┌─ Data shown
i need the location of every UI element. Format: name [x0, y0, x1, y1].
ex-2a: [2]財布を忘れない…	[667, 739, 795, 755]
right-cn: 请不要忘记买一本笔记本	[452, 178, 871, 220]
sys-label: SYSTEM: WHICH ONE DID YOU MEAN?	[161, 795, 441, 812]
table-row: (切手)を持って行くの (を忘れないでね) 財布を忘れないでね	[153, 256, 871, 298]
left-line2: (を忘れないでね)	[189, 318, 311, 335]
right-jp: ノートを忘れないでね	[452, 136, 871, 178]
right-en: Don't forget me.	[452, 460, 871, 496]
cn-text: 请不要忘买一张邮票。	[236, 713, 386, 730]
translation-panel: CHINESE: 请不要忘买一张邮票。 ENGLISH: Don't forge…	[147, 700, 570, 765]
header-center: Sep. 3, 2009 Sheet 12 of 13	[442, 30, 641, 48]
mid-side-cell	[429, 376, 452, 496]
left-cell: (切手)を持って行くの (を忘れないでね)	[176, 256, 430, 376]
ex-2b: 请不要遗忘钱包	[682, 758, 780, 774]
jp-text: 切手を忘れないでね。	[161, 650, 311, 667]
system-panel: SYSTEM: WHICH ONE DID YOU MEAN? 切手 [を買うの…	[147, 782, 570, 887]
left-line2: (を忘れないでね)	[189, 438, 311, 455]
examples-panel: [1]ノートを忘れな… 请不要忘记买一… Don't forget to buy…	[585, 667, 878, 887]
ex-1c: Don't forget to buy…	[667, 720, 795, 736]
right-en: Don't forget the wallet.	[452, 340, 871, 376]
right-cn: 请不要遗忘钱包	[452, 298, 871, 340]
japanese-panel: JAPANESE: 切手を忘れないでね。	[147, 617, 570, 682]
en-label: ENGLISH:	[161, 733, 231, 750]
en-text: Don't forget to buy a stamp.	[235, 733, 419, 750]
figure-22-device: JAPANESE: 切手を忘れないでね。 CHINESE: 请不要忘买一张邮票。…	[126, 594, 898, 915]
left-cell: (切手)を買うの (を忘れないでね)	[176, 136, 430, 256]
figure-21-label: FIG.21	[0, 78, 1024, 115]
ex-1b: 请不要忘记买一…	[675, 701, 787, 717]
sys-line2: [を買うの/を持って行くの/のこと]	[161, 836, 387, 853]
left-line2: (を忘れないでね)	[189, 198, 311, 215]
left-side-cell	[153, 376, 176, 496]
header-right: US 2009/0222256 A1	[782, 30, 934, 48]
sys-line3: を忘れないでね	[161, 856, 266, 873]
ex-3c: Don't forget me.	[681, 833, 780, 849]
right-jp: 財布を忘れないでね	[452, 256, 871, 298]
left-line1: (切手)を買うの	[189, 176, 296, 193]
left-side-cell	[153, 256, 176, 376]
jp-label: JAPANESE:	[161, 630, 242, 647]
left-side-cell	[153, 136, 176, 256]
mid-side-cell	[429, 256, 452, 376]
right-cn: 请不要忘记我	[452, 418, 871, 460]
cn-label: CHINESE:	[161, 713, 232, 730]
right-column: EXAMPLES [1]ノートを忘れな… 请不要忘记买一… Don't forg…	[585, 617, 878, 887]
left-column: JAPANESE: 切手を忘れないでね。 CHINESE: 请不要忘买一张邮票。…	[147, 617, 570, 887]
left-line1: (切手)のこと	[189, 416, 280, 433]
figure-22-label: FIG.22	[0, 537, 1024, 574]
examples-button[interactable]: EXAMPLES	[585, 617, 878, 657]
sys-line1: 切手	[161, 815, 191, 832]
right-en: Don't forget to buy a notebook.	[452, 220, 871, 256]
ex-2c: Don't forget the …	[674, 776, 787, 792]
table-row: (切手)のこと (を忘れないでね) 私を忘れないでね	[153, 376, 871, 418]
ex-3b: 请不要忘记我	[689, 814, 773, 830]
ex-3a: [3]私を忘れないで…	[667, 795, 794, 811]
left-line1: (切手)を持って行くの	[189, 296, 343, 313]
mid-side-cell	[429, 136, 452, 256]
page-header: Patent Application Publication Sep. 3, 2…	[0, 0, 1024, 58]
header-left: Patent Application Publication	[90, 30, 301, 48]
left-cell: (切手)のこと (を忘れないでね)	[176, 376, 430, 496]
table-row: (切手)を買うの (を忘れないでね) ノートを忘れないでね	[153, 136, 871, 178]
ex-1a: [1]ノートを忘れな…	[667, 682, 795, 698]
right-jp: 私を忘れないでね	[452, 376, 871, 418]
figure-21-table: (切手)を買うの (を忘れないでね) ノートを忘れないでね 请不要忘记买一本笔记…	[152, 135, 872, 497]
└─
- **The exercise**:
Can you reproduce the records word for word, starting at the very first line and ending at the line that contains "table-row: (切手)を持って行くの (を忘れないでね)", with both of those lines included?

- **Written answer**:
i need the location of every UI element. Format: name [x0, y0, x1, y1].
ex-2a: [2]財布を忘れない…	[667, 739, 795, 755]
right-cn: 请不要忘记买一本笔记本	[452, 178, 871, 220]
sys-label: SYSTEM: WHICH ONE DID YOU MEAN?	[161, 795, 441, 812]
table-row: (切手)を持って行くの (を忘れないでね) 財布を忘れないでね	[153, 256, 871, 298]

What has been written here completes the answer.